Stated exercise =
Gather all lines in the entries that include the word "hours".

Extracted data entries
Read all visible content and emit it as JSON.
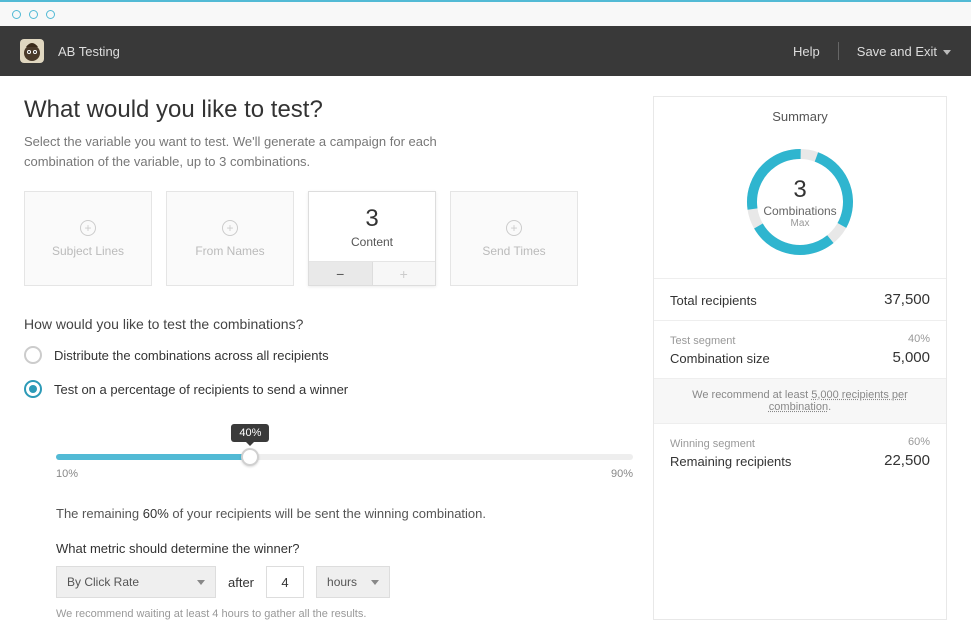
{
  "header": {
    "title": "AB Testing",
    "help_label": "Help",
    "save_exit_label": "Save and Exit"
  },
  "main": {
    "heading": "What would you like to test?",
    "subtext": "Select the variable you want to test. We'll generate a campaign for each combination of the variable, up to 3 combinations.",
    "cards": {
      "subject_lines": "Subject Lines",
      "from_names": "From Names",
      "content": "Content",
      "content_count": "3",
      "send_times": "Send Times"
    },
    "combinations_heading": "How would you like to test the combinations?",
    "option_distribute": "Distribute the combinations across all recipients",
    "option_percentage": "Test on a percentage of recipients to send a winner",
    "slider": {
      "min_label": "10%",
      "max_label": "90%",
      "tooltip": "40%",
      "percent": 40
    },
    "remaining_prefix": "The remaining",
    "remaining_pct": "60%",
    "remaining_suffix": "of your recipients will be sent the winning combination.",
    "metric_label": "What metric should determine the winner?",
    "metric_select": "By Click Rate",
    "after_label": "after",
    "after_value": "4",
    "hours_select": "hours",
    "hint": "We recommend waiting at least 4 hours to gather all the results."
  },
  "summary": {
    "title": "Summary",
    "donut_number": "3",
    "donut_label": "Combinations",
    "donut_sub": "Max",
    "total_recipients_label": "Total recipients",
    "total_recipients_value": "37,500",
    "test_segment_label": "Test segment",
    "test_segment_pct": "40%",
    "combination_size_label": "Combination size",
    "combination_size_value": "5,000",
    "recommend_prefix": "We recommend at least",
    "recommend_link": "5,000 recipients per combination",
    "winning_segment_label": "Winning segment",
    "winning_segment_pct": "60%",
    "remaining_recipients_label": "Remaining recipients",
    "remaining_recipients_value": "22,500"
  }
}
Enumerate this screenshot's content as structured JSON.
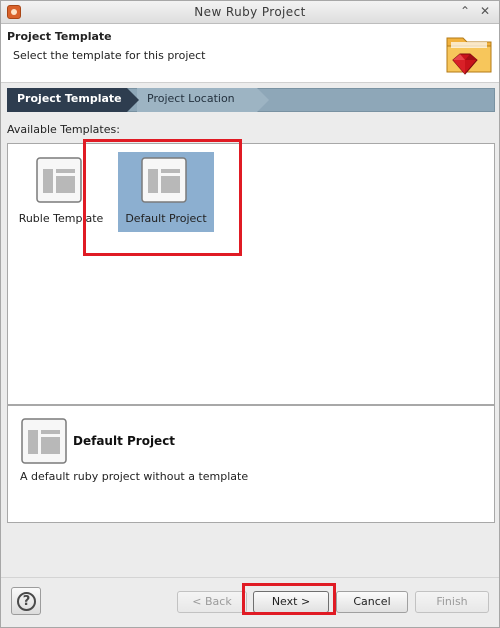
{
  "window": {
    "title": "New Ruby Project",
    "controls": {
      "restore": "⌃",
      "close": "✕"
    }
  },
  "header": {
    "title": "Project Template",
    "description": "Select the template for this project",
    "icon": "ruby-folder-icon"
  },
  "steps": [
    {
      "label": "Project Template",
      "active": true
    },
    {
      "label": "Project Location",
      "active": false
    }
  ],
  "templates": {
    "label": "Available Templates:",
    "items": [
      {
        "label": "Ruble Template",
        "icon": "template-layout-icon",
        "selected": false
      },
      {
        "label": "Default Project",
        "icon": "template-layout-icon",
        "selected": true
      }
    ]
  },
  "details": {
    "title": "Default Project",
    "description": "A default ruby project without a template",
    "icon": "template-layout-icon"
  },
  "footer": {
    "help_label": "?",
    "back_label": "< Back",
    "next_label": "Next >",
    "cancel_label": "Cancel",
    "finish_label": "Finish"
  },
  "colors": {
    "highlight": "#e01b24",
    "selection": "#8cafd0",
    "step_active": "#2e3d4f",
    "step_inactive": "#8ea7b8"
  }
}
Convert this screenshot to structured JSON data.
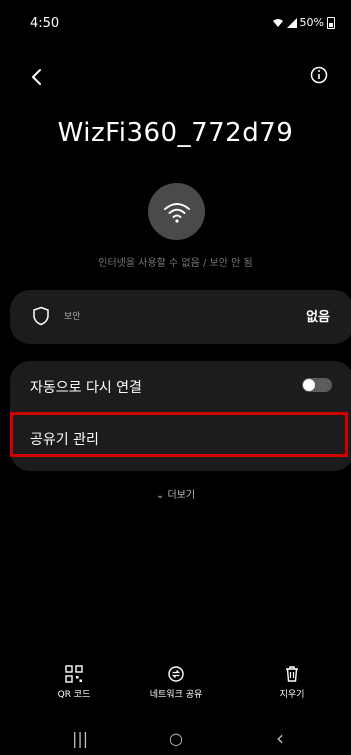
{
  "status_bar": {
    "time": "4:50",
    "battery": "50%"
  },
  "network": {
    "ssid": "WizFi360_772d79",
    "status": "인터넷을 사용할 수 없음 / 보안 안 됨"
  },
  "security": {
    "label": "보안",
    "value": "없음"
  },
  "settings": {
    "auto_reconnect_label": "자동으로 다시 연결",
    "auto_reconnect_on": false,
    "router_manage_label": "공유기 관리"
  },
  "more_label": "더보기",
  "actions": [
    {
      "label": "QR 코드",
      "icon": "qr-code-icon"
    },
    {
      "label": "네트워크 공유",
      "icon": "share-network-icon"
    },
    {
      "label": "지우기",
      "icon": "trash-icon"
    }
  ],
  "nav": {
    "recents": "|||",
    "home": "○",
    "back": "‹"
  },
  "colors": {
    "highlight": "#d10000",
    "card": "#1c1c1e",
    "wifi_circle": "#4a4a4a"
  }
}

Answer for the task =
    "hours_select": "hours",
    "hint": "We recommend waiting at least 4 hours to gather all the results."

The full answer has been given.